## [Task]
Review the material and extract every line in which the word "Frankfurt" occurs.

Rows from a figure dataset
********
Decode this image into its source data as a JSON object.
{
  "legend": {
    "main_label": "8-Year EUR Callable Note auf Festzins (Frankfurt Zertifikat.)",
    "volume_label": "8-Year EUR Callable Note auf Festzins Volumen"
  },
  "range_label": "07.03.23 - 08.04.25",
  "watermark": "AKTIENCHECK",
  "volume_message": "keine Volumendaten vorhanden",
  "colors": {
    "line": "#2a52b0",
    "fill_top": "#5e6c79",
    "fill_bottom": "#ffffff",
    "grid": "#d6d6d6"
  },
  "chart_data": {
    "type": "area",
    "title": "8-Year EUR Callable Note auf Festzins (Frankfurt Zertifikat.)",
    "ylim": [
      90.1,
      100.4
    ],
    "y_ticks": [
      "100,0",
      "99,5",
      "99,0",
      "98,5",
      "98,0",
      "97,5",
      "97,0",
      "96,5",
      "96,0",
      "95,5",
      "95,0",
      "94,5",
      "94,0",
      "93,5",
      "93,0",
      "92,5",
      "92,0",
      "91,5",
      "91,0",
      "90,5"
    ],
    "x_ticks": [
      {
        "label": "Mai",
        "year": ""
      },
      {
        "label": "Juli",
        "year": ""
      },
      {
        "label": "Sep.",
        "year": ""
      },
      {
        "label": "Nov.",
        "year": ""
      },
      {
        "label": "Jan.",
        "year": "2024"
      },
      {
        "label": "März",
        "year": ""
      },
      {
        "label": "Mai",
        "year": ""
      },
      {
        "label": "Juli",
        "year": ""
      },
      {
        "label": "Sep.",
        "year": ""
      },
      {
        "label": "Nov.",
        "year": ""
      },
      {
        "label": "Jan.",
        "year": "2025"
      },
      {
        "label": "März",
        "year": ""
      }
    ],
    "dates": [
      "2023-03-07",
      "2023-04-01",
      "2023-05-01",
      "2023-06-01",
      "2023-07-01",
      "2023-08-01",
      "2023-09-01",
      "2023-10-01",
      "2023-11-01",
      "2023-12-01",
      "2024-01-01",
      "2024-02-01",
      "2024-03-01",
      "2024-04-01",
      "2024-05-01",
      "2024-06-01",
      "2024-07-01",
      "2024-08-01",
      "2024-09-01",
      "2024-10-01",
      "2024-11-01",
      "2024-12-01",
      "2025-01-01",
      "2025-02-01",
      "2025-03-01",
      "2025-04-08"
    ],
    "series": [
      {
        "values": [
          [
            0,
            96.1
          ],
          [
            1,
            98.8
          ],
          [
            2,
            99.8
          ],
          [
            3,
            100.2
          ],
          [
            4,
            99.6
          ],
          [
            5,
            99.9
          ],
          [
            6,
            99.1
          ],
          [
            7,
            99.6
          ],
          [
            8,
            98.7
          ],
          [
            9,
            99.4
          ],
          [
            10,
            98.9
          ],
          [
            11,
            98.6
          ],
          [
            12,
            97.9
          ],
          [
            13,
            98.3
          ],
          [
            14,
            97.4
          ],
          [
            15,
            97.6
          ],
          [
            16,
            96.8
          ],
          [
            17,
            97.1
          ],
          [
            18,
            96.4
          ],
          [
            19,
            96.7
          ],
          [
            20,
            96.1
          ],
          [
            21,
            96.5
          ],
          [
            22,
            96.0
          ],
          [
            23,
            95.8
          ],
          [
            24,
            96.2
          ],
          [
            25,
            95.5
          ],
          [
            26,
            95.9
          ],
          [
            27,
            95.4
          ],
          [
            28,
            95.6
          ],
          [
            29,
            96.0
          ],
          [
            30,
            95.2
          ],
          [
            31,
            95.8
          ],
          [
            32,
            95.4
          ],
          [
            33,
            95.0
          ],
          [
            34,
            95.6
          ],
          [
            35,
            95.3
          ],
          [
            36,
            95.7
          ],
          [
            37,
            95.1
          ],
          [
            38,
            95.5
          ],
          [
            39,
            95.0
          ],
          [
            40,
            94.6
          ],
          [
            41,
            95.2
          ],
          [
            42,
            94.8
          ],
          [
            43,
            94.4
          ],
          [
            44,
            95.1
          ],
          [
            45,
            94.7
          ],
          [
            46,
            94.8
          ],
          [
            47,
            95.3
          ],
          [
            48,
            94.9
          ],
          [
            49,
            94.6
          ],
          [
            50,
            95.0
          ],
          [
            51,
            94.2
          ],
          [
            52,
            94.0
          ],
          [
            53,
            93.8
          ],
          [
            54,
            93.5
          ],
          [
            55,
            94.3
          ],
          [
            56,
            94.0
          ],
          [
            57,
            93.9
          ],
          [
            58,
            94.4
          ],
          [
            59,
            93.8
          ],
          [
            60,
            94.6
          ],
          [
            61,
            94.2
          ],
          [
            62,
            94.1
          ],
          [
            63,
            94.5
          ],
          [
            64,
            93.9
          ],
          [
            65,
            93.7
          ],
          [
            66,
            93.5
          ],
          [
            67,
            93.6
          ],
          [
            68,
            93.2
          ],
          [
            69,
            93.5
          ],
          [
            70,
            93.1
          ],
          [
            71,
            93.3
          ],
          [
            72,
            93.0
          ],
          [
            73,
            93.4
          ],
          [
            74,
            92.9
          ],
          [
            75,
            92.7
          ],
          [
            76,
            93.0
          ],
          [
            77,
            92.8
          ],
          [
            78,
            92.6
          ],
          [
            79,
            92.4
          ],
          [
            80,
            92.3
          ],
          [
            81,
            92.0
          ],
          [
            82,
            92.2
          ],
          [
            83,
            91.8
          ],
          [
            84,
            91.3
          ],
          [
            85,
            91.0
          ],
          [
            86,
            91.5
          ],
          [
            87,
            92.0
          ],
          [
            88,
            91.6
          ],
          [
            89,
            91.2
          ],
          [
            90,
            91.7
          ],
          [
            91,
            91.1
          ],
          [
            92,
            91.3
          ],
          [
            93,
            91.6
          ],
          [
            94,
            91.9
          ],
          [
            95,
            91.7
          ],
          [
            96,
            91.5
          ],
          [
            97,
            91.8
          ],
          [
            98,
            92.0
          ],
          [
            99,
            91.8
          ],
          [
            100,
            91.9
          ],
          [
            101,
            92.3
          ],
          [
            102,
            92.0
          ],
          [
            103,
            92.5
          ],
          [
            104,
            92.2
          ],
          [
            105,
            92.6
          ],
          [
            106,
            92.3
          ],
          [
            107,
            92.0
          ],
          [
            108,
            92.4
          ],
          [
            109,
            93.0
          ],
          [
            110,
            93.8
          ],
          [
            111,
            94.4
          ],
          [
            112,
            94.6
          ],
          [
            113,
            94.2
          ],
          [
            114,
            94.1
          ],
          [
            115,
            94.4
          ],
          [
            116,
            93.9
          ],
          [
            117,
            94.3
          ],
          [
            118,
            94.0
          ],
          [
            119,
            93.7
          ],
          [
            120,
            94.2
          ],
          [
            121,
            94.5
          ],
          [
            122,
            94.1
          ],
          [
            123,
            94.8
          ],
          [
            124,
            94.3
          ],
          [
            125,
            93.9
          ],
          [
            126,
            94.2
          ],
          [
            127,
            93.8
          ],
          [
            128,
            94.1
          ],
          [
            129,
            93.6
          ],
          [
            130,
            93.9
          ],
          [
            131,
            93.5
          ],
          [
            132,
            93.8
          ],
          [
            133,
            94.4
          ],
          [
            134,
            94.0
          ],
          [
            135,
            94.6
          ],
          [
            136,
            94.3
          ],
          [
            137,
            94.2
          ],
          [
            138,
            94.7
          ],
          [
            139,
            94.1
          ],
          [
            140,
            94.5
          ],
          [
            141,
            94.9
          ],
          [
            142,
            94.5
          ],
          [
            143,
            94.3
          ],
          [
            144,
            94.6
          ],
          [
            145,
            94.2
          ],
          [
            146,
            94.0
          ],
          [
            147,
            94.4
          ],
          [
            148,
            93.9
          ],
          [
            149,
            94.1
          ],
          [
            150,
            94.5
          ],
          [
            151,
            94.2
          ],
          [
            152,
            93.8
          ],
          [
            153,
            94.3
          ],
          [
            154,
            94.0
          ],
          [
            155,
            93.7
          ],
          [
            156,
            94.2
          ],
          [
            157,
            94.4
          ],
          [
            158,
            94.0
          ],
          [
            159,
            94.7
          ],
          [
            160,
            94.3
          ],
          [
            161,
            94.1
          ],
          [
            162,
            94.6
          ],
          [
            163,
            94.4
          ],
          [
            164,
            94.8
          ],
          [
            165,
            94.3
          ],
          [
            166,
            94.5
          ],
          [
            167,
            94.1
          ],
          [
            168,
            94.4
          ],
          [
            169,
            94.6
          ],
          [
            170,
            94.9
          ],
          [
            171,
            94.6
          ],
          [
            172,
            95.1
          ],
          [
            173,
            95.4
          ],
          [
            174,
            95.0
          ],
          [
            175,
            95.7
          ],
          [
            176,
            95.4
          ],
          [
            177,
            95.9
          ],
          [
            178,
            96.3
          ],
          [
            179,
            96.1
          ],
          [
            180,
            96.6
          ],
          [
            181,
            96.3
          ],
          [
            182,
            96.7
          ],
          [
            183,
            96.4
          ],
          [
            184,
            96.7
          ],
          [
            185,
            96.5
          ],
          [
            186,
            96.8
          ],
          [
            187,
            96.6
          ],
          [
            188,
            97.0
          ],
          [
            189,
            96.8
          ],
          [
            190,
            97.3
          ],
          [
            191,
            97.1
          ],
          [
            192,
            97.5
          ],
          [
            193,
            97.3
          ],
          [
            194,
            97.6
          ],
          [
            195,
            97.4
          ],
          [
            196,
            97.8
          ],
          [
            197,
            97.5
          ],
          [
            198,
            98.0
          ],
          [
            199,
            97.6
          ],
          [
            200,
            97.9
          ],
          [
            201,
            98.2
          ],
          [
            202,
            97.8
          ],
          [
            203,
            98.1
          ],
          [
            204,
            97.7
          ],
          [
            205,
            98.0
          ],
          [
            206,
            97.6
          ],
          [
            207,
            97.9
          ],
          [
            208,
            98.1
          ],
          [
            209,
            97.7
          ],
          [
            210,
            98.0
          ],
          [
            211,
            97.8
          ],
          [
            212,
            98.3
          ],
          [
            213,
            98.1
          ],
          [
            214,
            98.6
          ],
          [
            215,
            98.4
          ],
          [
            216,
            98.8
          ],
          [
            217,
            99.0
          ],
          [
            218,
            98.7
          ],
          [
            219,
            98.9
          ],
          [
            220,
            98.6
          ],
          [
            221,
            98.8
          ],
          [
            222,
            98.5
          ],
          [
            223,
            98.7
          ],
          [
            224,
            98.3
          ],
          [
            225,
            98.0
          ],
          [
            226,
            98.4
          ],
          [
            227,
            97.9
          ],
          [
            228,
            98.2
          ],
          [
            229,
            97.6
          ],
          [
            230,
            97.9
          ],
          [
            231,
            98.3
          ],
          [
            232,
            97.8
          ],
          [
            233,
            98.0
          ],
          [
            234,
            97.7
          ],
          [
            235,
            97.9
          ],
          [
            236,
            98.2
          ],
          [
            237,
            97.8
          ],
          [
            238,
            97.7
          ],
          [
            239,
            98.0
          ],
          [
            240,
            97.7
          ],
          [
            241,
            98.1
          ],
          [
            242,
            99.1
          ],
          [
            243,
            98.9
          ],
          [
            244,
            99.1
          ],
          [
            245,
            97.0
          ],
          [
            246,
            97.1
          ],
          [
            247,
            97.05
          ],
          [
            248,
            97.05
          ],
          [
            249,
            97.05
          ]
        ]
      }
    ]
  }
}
********
## [Result of the task]
    "main_label": "8-Year EUR Callable Note auf Festzins (Frankfurt Zertifikat.)",
    "title": "8-Year EUR Callable Note auf Festzins (Frankfurt Zertifikat.)",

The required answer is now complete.